KKWD
- Bethany, Oklahoma; United States;
- Broadcast area: Oklahoma City metropolitan area
- Frequency: 104.9 MHz
- Branding: Alice 104.9

Programming
- Format: Adult hits

Ownership
- Owner: Cumulus Media; (Radio License Holding CBC, LLC);
- Sister stations: KYIS, KATT-FM, WWLS-FM, WKY

History
- First air date: October 1, 1965 (as KNBQ)
- Former call signs: KNBQ (1965–1971) KGOY (1971–1978) KJIL (1978–1990) KNTL (1990–2000) WWLS-FM (2000–2002) KQBL (2002–2003) WWLS-FM (2003–2006)
- Call sign meaning: Wild (previous format)

Technical information
- Facility ID: 6509
- Class: A
- ERP: 6,000 watts
- HAAT: 100 meters (330 ft)

-- Challenge 1 --
List every sister station named in the KKWD entry.

-- Data supplied --
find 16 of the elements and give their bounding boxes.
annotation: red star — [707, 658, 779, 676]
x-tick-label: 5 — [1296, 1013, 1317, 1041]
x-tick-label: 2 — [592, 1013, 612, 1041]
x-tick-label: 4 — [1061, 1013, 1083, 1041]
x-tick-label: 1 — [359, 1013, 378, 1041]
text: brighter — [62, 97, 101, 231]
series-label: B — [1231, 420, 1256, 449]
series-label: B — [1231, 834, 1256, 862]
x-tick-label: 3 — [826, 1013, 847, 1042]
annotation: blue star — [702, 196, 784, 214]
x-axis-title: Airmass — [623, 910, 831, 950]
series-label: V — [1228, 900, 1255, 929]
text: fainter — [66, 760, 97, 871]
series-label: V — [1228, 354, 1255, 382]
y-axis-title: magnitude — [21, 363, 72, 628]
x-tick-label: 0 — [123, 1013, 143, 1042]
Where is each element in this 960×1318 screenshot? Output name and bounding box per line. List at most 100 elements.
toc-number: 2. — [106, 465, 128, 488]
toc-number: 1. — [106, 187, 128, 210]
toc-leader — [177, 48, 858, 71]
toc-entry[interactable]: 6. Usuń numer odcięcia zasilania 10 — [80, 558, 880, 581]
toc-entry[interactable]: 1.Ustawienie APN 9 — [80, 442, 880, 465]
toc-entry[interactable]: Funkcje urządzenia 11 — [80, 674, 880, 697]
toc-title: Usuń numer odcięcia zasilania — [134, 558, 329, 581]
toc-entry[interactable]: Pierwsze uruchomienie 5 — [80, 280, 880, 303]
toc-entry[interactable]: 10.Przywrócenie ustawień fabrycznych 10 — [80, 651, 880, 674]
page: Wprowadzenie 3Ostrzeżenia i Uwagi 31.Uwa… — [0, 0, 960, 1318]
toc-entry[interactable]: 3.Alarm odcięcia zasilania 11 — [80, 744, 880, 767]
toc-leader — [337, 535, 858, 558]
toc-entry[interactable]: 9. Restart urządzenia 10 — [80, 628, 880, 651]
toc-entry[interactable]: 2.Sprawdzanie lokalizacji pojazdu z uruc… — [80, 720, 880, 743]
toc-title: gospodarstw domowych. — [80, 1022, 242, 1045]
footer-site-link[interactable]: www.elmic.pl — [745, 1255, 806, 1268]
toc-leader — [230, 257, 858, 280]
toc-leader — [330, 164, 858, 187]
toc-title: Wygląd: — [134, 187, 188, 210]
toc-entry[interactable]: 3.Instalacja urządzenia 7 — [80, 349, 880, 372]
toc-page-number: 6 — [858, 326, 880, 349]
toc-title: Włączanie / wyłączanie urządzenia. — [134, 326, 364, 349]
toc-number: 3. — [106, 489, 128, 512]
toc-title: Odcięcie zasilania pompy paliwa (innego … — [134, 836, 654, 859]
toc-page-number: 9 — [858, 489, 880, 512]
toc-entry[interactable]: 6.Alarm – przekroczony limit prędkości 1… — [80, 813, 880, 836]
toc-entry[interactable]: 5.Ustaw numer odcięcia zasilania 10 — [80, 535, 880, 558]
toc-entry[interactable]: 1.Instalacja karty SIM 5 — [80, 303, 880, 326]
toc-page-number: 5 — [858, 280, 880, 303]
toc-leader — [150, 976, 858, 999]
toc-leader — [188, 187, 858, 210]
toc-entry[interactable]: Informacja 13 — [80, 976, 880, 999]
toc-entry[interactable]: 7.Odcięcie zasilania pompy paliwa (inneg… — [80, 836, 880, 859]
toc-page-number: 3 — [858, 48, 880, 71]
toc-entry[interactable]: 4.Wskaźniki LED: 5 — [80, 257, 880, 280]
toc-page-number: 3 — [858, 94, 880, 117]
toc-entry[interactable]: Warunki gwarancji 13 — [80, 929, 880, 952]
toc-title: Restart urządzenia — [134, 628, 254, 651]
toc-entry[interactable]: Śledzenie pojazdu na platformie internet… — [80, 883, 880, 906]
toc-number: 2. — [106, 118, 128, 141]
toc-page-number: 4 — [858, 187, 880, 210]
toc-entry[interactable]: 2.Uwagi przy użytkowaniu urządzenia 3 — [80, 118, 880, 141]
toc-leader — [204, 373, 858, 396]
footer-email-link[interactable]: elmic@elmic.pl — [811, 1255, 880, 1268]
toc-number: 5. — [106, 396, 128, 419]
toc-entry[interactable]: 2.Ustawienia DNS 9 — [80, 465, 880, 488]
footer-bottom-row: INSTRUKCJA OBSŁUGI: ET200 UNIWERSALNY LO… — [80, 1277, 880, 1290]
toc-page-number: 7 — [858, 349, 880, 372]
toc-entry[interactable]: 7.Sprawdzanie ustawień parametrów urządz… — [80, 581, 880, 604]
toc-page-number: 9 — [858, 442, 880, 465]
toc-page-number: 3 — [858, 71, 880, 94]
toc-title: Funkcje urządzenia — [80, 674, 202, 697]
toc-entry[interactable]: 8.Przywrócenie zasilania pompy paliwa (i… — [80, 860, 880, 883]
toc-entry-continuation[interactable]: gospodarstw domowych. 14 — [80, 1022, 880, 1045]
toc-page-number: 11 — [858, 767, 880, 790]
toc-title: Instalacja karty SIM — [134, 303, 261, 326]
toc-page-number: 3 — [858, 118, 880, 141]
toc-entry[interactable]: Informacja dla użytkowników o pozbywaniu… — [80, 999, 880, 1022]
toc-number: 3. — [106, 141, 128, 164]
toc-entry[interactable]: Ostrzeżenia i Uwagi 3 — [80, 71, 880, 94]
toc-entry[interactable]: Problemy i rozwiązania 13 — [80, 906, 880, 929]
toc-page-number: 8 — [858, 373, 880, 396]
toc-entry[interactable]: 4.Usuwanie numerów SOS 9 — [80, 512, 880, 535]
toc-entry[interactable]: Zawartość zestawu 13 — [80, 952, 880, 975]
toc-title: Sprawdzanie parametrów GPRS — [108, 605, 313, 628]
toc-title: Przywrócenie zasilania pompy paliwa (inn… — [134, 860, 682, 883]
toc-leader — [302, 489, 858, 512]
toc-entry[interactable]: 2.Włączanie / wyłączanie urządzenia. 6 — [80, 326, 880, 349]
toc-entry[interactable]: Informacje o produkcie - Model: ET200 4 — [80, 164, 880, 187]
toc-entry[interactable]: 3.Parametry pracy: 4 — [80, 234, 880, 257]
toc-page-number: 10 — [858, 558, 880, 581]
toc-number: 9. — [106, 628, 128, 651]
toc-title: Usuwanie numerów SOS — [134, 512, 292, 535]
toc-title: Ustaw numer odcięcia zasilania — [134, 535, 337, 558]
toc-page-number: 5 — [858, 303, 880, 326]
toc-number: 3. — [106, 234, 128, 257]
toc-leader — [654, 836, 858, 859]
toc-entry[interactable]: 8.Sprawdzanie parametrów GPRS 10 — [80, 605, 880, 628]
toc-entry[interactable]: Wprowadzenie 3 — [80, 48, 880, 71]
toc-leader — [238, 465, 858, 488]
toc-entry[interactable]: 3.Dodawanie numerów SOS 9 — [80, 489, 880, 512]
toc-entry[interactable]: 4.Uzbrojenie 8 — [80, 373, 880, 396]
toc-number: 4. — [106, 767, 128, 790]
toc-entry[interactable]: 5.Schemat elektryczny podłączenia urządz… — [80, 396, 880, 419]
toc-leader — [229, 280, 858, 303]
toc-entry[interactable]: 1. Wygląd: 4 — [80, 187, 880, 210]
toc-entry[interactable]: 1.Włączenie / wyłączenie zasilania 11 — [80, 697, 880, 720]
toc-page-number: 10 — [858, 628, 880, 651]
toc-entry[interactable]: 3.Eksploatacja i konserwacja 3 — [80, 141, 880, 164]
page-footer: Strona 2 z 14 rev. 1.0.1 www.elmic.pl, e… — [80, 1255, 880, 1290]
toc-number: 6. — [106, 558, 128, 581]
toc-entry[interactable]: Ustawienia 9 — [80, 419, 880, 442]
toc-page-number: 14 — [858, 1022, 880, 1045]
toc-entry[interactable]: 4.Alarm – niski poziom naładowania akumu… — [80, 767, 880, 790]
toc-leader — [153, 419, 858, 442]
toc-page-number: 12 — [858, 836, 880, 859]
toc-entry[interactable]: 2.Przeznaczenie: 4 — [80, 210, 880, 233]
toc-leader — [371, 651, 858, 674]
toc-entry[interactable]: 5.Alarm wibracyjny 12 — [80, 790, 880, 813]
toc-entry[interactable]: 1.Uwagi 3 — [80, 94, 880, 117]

-- Challenge 2 --
Copy the part of the rows that starts at the beginning of the rows and ends with the line containing "x-tick-label: 1 — [359, 1013, 378, 1041]", including both ends.

-- Response 1 --
KYIS, KATT-FM, WWLS-FM, WKY

-- Response 2 --
find 16 of the elements and give their bounding boxes.
annotation: red star — [707, 658, 779, 676]
x-tick-label: 5 — [1296, 1013, 1317, 1041]
x-tick-label: 2 — [592, 1013, 612, 1041]
x-tick-label: 4 — [1061, 1013, 1083, 1041]
x-tick-label: 1 — [359, 1013, 378, 1041]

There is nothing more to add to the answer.